**DATA ENTRIES**
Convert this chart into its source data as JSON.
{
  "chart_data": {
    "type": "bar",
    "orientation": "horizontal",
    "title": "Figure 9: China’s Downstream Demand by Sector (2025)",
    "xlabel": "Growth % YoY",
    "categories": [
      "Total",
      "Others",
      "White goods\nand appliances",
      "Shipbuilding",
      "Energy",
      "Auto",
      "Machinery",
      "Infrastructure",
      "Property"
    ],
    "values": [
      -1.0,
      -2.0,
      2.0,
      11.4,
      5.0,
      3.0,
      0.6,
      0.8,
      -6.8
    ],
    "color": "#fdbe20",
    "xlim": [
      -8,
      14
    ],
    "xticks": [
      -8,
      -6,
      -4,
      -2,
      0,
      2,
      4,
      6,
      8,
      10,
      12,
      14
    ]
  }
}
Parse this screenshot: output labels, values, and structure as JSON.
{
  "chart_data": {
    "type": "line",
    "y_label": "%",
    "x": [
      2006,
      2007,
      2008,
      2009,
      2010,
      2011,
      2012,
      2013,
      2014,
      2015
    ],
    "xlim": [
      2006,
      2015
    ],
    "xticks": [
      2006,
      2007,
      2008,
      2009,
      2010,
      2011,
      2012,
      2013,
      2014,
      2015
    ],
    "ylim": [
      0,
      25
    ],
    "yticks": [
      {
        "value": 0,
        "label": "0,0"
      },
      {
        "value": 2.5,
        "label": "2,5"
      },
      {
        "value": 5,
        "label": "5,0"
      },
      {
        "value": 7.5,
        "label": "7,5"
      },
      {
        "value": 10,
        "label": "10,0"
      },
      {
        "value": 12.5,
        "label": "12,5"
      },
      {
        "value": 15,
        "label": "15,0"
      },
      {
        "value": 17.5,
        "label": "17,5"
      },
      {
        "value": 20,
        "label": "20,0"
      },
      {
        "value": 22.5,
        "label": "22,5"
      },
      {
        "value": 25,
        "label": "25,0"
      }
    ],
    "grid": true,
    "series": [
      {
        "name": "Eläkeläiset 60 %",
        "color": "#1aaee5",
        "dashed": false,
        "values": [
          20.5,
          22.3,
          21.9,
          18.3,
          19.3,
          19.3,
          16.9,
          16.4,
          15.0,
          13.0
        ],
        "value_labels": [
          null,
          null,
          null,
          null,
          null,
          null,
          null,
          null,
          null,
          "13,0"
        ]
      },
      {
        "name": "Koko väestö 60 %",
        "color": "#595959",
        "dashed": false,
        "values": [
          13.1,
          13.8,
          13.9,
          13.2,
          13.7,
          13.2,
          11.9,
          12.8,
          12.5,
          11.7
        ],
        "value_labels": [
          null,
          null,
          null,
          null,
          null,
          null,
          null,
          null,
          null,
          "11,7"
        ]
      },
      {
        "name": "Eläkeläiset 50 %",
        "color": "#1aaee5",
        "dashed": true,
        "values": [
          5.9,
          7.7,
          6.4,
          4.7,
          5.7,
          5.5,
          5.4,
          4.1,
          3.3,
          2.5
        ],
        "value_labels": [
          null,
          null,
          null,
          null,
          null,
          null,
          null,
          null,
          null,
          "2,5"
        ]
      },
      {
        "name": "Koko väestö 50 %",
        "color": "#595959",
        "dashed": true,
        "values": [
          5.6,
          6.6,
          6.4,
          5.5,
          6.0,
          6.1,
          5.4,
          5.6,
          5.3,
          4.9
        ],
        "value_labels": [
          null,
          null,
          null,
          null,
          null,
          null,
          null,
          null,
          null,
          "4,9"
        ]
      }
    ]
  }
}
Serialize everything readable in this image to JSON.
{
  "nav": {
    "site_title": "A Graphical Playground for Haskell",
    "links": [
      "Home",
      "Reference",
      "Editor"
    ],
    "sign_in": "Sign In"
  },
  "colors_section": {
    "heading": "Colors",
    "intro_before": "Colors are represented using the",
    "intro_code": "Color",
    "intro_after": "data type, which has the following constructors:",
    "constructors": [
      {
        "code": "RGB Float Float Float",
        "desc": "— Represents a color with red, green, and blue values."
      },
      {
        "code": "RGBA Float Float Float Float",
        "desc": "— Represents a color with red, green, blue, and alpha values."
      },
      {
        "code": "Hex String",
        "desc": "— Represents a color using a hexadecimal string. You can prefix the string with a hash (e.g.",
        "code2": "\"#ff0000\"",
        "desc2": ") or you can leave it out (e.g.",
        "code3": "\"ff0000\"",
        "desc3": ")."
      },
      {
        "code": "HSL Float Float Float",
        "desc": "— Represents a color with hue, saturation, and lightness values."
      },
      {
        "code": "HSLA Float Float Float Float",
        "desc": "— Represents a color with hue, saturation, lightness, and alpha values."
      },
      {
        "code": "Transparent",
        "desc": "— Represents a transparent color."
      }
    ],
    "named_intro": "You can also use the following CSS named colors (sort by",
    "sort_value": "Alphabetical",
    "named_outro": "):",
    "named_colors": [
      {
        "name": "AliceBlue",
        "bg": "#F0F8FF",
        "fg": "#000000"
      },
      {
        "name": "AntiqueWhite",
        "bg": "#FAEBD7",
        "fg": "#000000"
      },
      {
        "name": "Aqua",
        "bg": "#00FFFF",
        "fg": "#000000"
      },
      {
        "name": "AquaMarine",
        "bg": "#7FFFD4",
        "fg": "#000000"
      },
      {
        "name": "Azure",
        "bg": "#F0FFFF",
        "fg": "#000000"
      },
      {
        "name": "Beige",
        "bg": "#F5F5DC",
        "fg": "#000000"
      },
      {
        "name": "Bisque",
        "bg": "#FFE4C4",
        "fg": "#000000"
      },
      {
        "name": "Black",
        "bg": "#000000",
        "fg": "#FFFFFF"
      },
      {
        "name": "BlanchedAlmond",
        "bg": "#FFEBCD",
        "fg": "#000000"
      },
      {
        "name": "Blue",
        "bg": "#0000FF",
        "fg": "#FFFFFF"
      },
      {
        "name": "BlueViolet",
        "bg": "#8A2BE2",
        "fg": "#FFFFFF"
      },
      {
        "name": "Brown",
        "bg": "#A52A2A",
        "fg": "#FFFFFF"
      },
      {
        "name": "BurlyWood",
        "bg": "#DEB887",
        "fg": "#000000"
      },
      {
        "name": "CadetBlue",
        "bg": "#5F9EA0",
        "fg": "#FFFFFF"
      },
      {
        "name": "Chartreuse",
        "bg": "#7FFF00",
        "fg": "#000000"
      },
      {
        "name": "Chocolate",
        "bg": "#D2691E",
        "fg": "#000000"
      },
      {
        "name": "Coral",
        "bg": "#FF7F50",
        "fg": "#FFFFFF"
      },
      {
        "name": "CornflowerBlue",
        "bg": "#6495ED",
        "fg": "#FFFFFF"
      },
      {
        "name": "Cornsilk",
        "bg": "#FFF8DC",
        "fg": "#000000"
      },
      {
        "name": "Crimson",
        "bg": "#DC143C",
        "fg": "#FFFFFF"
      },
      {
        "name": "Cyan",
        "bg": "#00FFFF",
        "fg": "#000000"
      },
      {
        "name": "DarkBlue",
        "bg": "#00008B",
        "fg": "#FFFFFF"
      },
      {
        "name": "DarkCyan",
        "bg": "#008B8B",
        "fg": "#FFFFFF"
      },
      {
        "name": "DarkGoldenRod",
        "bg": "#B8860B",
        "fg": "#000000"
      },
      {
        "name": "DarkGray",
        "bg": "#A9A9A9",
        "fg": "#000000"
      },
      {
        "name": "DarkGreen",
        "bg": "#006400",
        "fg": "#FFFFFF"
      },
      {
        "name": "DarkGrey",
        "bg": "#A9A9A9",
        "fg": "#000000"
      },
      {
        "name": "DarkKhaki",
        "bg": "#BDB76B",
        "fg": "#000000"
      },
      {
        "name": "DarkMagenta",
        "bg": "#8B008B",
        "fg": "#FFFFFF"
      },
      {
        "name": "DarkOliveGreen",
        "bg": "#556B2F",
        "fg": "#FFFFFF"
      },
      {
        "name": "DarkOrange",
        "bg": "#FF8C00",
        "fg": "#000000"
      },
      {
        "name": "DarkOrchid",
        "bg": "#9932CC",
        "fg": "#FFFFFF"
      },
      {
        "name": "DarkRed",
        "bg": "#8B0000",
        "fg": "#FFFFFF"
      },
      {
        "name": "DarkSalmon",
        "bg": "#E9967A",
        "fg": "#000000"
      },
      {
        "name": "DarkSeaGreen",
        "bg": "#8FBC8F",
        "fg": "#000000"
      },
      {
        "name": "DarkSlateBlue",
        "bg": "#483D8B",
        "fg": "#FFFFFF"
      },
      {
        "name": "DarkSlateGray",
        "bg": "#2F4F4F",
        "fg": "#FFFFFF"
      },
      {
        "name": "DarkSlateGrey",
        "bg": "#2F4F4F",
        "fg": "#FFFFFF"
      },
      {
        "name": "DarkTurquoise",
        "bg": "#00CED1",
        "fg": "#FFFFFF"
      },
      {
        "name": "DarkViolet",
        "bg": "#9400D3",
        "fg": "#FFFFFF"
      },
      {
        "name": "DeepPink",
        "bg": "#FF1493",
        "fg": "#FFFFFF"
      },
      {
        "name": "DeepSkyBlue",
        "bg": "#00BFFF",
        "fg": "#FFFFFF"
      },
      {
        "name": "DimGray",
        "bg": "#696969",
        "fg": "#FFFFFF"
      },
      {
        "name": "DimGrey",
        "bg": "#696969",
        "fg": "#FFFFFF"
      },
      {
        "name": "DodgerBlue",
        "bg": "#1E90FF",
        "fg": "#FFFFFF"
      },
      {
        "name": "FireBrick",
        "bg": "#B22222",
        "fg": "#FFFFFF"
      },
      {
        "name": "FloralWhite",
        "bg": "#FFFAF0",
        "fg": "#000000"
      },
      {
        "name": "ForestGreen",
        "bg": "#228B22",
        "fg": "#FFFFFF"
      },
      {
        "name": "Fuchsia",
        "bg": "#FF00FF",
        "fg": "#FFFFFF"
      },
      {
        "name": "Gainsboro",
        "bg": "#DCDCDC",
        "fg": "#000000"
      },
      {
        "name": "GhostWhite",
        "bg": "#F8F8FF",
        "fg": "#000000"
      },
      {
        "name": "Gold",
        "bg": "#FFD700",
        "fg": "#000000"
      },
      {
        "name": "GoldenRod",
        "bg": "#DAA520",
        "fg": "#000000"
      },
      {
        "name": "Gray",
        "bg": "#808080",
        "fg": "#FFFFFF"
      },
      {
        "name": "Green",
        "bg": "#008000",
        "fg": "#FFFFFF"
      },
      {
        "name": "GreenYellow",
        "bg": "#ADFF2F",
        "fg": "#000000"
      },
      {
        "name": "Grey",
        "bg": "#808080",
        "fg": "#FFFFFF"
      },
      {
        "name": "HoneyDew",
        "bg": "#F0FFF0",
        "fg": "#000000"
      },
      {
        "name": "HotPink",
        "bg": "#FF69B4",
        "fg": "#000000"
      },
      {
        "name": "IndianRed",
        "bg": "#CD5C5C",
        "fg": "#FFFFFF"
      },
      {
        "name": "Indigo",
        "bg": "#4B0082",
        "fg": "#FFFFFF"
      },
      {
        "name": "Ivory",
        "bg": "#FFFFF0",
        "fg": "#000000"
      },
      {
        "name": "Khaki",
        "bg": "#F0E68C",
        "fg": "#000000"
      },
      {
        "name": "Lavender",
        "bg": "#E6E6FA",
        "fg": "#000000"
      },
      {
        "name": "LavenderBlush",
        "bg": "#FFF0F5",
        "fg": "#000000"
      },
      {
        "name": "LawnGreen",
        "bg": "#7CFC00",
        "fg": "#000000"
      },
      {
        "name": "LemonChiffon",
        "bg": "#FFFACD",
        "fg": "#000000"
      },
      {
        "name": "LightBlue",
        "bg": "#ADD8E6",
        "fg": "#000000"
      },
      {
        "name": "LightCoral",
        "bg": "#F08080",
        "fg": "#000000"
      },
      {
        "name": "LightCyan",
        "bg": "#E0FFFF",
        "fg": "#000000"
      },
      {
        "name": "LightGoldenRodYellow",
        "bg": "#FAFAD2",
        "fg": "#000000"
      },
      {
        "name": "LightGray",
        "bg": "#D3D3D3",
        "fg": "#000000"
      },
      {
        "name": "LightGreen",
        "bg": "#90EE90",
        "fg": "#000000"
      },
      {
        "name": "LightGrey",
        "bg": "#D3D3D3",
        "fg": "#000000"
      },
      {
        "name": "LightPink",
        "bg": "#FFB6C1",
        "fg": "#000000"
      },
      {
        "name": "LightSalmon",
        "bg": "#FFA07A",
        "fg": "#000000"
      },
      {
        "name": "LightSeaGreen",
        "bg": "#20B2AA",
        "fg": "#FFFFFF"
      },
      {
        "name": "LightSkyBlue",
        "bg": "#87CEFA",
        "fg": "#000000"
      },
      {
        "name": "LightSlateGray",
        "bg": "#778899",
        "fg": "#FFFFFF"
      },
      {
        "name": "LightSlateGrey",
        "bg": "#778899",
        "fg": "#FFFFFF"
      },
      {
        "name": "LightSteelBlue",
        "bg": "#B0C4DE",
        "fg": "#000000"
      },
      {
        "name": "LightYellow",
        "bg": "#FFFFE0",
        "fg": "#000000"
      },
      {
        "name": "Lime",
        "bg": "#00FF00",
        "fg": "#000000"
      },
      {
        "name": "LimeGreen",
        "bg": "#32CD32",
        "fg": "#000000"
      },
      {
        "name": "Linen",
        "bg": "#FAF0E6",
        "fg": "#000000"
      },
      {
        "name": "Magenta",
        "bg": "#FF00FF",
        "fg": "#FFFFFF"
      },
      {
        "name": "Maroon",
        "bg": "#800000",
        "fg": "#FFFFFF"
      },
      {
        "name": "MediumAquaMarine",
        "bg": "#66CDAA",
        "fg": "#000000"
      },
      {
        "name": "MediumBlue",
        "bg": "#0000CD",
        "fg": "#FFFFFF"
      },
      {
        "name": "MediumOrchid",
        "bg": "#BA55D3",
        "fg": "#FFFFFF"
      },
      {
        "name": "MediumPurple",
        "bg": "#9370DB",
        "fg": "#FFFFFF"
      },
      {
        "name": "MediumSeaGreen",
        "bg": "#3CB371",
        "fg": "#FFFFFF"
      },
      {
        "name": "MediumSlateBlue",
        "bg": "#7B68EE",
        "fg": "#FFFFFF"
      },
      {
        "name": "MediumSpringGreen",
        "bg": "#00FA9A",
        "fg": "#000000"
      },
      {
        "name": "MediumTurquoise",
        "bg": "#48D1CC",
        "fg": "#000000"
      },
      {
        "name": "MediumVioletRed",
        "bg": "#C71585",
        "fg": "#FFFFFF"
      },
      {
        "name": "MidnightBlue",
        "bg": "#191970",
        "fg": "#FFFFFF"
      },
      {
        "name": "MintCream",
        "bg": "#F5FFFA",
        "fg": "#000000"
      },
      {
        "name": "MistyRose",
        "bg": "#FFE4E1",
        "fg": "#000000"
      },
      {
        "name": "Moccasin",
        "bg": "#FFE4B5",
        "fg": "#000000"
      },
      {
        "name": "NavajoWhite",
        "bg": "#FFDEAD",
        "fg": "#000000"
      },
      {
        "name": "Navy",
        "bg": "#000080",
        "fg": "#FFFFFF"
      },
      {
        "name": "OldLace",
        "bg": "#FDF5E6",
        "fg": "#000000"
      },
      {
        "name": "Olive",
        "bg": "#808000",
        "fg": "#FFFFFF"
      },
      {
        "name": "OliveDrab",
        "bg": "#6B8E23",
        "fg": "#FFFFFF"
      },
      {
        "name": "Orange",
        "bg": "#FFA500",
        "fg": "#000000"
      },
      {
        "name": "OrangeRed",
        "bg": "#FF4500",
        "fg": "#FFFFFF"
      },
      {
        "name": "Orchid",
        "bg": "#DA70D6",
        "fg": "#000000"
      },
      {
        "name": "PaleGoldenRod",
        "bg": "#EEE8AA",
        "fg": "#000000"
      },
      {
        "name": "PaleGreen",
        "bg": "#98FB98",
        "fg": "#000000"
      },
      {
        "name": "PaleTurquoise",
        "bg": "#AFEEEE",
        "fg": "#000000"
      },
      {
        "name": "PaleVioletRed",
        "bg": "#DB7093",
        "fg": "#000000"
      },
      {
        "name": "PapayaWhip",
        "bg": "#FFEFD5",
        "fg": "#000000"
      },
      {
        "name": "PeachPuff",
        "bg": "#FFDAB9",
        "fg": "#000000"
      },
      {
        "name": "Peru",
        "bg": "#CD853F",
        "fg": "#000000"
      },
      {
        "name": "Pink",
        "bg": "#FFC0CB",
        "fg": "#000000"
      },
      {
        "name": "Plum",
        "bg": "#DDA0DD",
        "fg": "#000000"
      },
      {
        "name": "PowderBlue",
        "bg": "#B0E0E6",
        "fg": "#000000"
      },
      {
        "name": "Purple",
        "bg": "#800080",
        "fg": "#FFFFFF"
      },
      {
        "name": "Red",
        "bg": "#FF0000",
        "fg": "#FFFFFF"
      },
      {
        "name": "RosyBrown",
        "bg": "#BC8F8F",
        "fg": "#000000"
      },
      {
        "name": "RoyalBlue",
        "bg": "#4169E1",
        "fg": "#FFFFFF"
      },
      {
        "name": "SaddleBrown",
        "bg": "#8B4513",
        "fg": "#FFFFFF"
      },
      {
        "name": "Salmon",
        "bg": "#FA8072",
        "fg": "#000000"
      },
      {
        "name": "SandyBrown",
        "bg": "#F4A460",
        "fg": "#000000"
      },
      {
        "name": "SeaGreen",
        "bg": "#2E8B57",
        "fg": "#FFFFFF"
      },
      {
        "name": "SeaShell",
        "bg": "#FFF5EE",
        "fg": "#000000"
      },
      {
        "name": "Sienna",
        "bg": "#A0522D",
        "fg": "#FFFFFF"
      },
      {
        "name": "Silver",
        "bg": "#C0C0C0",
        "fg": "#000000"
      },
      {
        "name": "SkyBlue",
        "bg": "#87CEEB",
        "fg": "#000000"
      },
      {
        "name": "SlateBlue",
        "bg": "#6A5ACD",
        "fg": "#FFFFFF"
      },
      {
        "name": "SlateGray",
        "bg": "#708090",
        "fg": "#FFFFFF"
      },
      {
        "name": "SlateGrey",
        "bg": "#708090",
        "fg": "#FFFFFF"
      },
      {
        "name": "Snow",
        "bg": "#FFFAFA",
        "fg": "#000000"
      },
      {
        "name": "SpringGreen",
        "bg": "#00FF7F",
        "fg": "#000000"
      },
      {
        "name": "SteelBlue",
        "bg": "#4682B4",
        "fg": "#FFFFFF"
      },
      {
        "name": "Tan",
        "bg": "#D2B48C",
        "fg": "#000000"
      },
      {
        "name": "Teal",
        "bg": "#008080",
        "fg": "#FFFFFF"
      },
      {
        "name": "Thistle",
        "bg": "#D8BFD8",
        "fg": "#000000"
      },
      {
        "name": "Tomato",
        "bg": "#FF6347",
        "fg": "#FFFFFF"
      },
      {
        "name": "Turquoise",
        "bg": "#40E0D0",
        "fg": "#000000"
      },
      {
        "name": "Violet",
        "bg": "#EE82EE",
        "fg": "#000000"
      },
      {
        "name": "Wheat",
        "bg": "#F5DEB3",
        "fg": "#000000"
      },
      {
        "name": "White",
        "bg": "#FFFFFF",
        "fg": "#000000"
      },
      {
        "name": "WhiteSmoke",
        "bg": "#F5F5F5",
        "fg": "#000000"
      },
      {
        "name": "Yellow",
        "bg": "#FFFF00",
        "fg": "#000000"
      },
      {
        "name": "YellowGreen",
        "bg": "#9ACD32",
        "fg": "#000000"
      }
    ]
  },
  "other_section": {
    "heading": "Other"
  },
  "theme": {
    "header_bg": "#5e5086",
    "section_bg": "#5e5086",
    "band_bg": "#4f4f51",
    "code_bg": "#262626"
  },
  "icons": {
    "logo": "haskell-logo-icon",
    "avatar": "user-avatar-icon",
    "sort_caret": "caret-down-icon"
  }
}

**GIVEN REQUEST**
Locate the word "Represents" in the data above. Copy every line carrying it.

**THE RESULT**
        "desc": "— Represents a color with red, green, and blue values."
        "desc": "— Represents a color with red, green, blue, and alpha values."
        "desc": "— Represents a color using a hexadecimal string. You can prefix the string with a hash (e.g.",
        "desc": "— Represents a color with hue, saturation, and lightness values."
        "desc": "— Represents a color with hue, saturation, lightness, and alpha values."
        "desc": "— Represents a transparent color."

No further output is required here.